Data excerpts
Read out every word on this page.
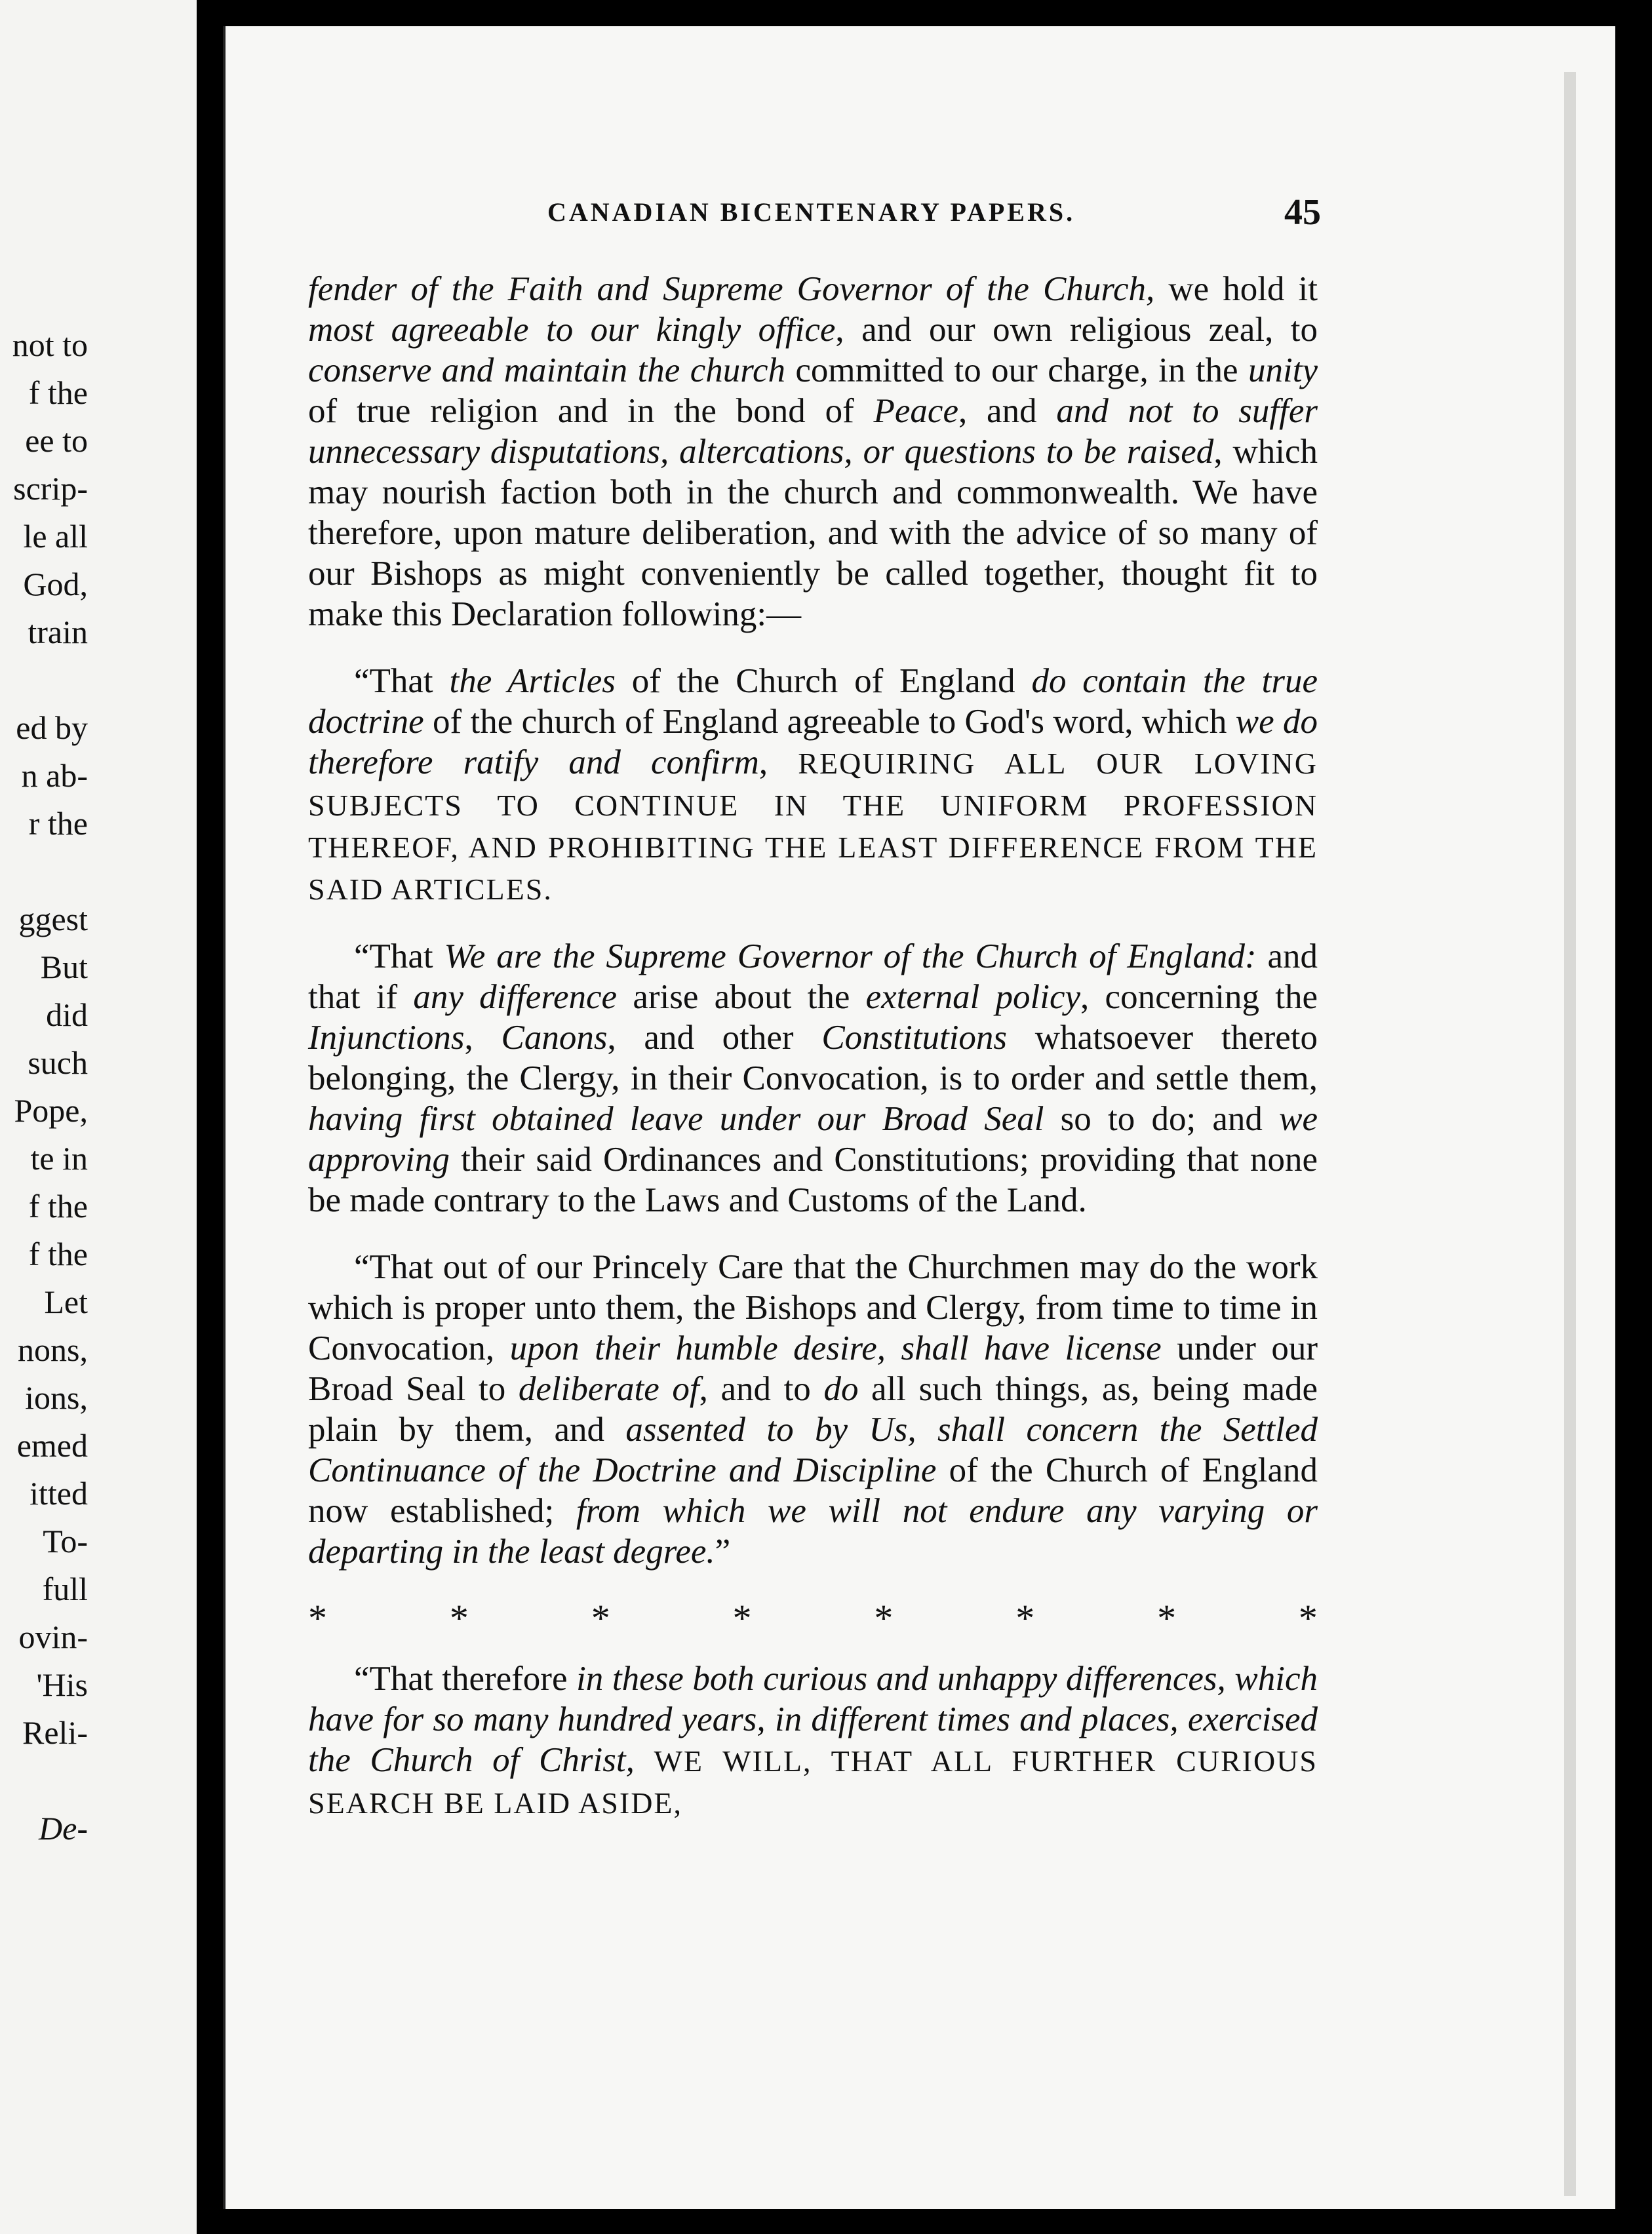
not to
f the
ee to
scrip-
le all
God,
train
ed by
n ab-
r the
ggest
But
did
such
Pope,
te in
f the
f the
Let
nons,
ions,
emed
itted
To-
full
ovin-
'His
Reli-
De-
CANADIAN BICENTENARY PAPERS.	45

fender of the Faith and Supreme Governor of the Church, we hold it most agreeable to our kingly office, and our own religious zeal, to conserve and maintain the church committed to our charge, in the unity of true religion and in the bond of Peace, and and not to suffer unnecessary disputations, altercations, or questions to be raised, which may nourish faction both in the church and commonwealth. We have therefore, upon mature deliberation, and with the advice of so many of our Bishops as might conveniently be called together, thought fit to make this Declaration following:—

“That the Articles of the Church of England do contain the true doctrine of the church of England agreeable to God's word, which we do therefore ratify and confirm, REQUIRING ALL OUR LOVING SUBJECTS TO CONTINUE IN THE UNIFORM PROFESSION THEREOF, AND PROHIBITING THE LEAST DIFFERENCE FROM THE SAID ARTICLES.

“That We are the Supreme Governor of the Church of England: and that if any difference arise about the external policy, concerning the Injunctions, Canons, and other Constitutions whatsoever thereto belonging, the Clergy, in their Convocation, is to order and settle them, having first obtained leave under our Broad Seal so to do; and we approving their said Ordinances and Constitutions; providing that none be made contrary to the Laws and Customs of the Land.

“That out of our Princely Care that the Churchmen may do the work which is proper unto them, the Bishops and Clergy, from time to time in Convocation, upon their humble desire, shall have license under our Broad Seal to deliberate of, and to do all such things, as, being made plain by them, and assented to by Us, shall concern the Settled Continuance of the Doctrine and Discipline of the Church of England now established; from which we will not endure any varying or departing in the least degree.”

*	*	*	*	*	*	*	*

“That therefore in these both curious and unhappy differences, which have for so many hundred years, in different times and places, exercised the Church of Christ, WE WILL, THAT ALL FURTHER CURIOUS SEARCH BE LAID ASIDE,
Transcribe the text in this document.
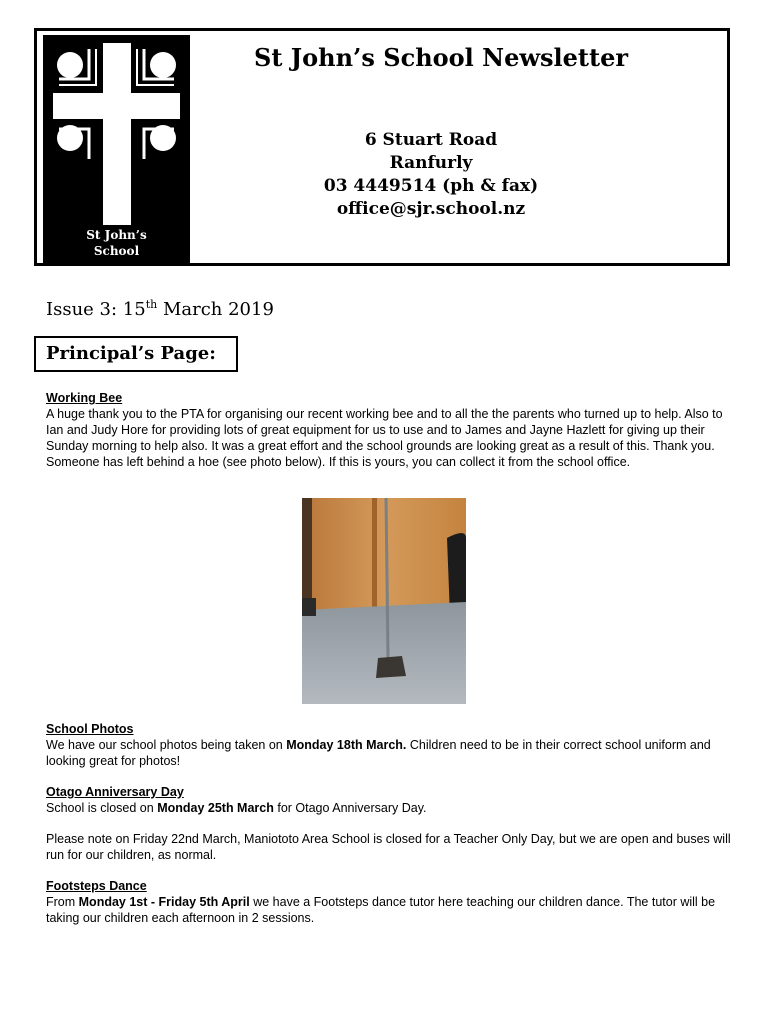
St John’s
School
St John’s School Newsletter
6 Stuart Road
Ranfurly
03 4449514 (ph & fax)
office@sjr.school.nz
Issue 3: 15th March 2019
Principal’s Page:
Working Bee

A huge thank you to the PTA for organising our recent working bee and to all the the parents who turned up to help. Also to Ian and Judy Hore for providing lots of great equipment for us to use and to James and Jayne Hazlett for giving up their Sunday morning to help also. It was a great effort and the school grounds are looking great as a result of this. Thank you.

Someone has left behind a hoe (see photo below). If this is yours, you can collect it from the school office.

School Photos

We have our school photos being taken on Monday 18th March. Children need to be in their correct school uniform and looking great for photos!

Otago Anniversary Day

School is closed on Monday 25th March for Otago Anniversary Day.

Please note on Friday 22nd March, Maniototo Area School is closed for a Teacher Only Day, but we are open and buses will run for our children, as normal.

Footsteps Dance

From Monday 1st - Friday 5th April we have a Footsteps dance tutor here teaching our children dance. The tutor will be taking our children each afternoon in 2 sessions.
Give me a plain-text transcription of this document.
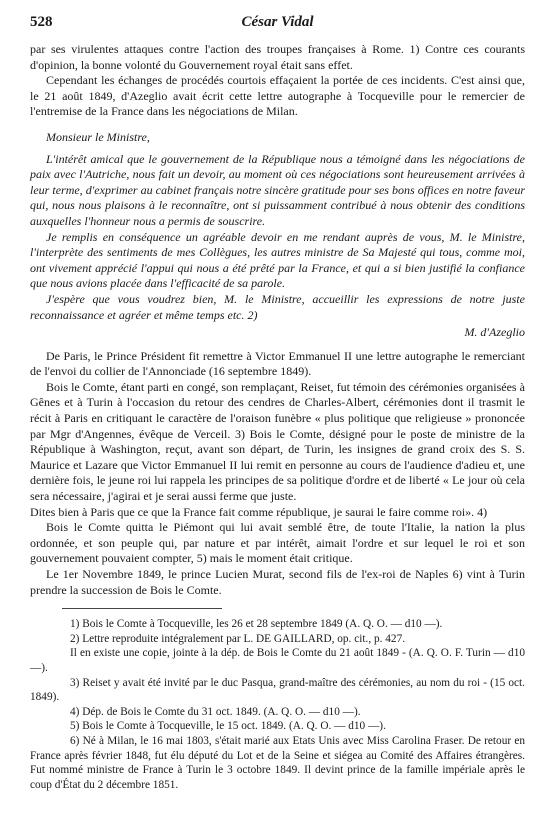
528	César Vidal

par ses virulentes attaques contre l'action des troupes françaises à Rome. 1) Contre ces courants d'opinion, la bonne volonté du Gouvernement royal était sans effet.

Cependant les échanges de procédés courtois effaçaient la portée de ces incidents. C'est ainsi que, le 21 août 1849, d'Azeglio avait écrit cette lettre autographe à Tocqueville pour le remercier de l'entremise de la France dans les négociations de Milan.

Monsieur le Ministre,

L'intérêt amical que le gouvernement de la République nous a témoigné dans les négociations de paix avec l'Autriche, nous fait un devoir, au moment où ces négociations sont heureusement arrivées à leur terme, d'exprimer au cabinet français notre sincère gratitude pour ses bons offices en notre faveur qui, nous nous plaisons à le reconnaître, ont si puissamment contribué à nous obtenir des conditions auxquelles l'honneur nous a permis de souscrire.

Je remplis en conséquence un agréable devoir en me rendant auprès de vous, M. le Ministre, l'interprète des sentiments de mes Collègues, les autres ministre de Sa Majesté qui tous, comme moi, ont vivement apprécié l'appui qui nous a été prêté par la France, et qui a si bien justifié la confiance que nous avions placée dans l'efficacité de sa parole.

J'espère que vous voudrez bien, M. le Ministre, accueillir les expressions de notre juste reconnaissance et agréer et même temps etc. 2)

M. d'Azeglio

De Paris, le Prince Président fit remettre à Victor Emmanuel II une lettre autographe le remerciant de l'envoi du collier de l'Annonciade (16 septembre 1849).

Bois le Comte, étant parti en congé, son remplaçant, Reiset, fut témoin des cérémonies organisées à Gênes et à Turin à l'occasion du retour des cendres de Charles-Albert, cérémonies dont il trasmit le récit à Paris en critiquant le caractère de l'oraison funèbre « plus politique que religieuse » prononcée par Mgr d'Angennes, évêque de Verceil. 3) Bois le Comte, désigné pour le poste de ministre de la République à Washington, reçut, avant son départ, de Turin, les insignes de grand croix des S. S. Maurice et Lazare que Victor Emmanuel II lui remit en personne au cours de l'audience d'adieu et, une dernière fois, le jeune roi lui rappela les principes de sa politique d'ordre et de liberté « Le jour où cela sera nécessaire, j'agirai et je serai aussi ferme que juste.

Dites bien à Paris que ce que la France fait comme république, je saurai le faire comme roi». 4)

Bois le Comte quitta le Piémont qui lui avait semblé être, de toute l'Italie, la nation la plus ordonnée, et son peuple qui, par nature et par intérêt, aimait l'ordre et sur lequel le roi et son gouvernement pouvaient compter, 5) mais le moment était critique.

Le 1er Novembre 1849, le prince Lucien Murat, second fils de l'ex-roi de Naples 6) vint à Turin prendre la succession de Bois le Comte.

1) Bois le Comte à Tocqueville, les 26 et 28 septembre 1849 (A. Q. O. — d10 —).

2) Lettre reproduite intégralement par L. DE GAILLARD, op. cit., p. 427.

Il en existe une copie, jointe à la dép. de Bois le Comte du 21 août 1849 - (A. Q. O. F. Turin — d10 —).

3) Reiset y avait été invité par le duc Pasqua, grand-maître des cérémonies, au nom du roi - (15 oct. 1849).

4) Dép. de Bois le Comte du 31 oct. 1849. (A. Q. O. — d10 —).

5) Bois le Comte à Tocqueville, le 15 oct. 1849. (A. Q. O. — d10 —).

6) Né à Milan, le 16 mai 1803, s'était marié aux Etats Unis avec Miss Carolina Fraser. De retour en France après février 1848, fut élu député du Lot et de la Seine et siégea au Comité des Affaires étrangères. Fut nommé ministre de France à Turin le 3 octobre 1849. Il devint prince de la famille impériale après le coup d'État du 2 décembre 1851.
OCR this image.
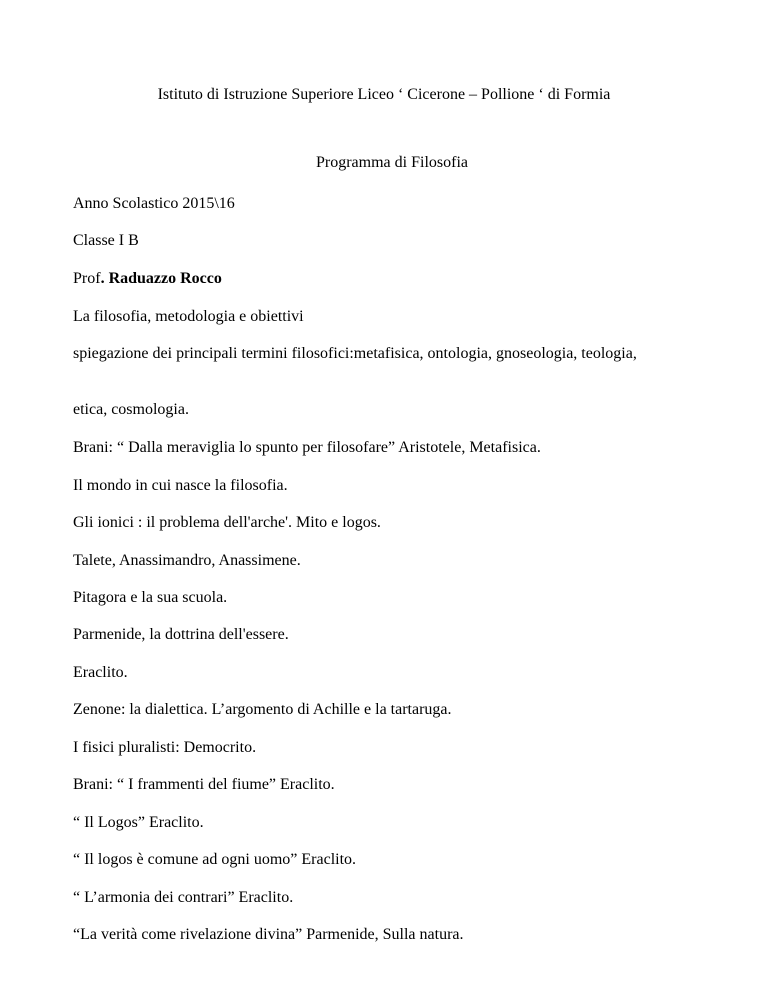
Istituto di Istruzione Superiore Liceo ‘ Cicerone – Pollione ‘ di Formia
Programma di Filosofia
Anno Scolastico 2015\16
Classe I B
Prof. Raduazzo Rocco
La filosofia, metodologia e obiettivi
spiegazione dei principali termini filosofici:metafisica, ontologia, gnoseologia, teologia,
etica, cosmologia.
Brani: “ Dalla meraviglia lo spunto per filosofare” Aristotele, Metafisica.
Il mondo in cui nasce la filosofia.
Gli ionici : il problema dell'arche'. Mito e logos.
Talete, Anassimandro, Anassimene.
Pitagora e la sua scuola.
Parmenide, la dottrina dell'essere.
Eraclito.
Zenone: la dialettica. L’argomento di Achille e la tartaruga.
I fisici pluralisti: Democrito.
Brani: “ I frammenti del fiume” Eraclito.
“ Il Logos” Eraclito.
“ Il logos è comune ad ogni uomo” Eraclito.
“ L’armonia dei contrari” Eraclito.
“La verità come rivelazione divina” Parmenide, Sulla natura.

[Problem description]
Gather up every line in the data above that contains the word "Azeglio", copying each one.

[Solution to the problem]
Cependant les échanges de procédés courtois effaçaient la portée de ces incidents. C'est ainsi que, le 21 août 1849, d'Azeglio avait écrit cette lettre autographe à Tocqueville pour le remercier de l'entremise de la France dans les négociations de Milan.
M. d'Azeglio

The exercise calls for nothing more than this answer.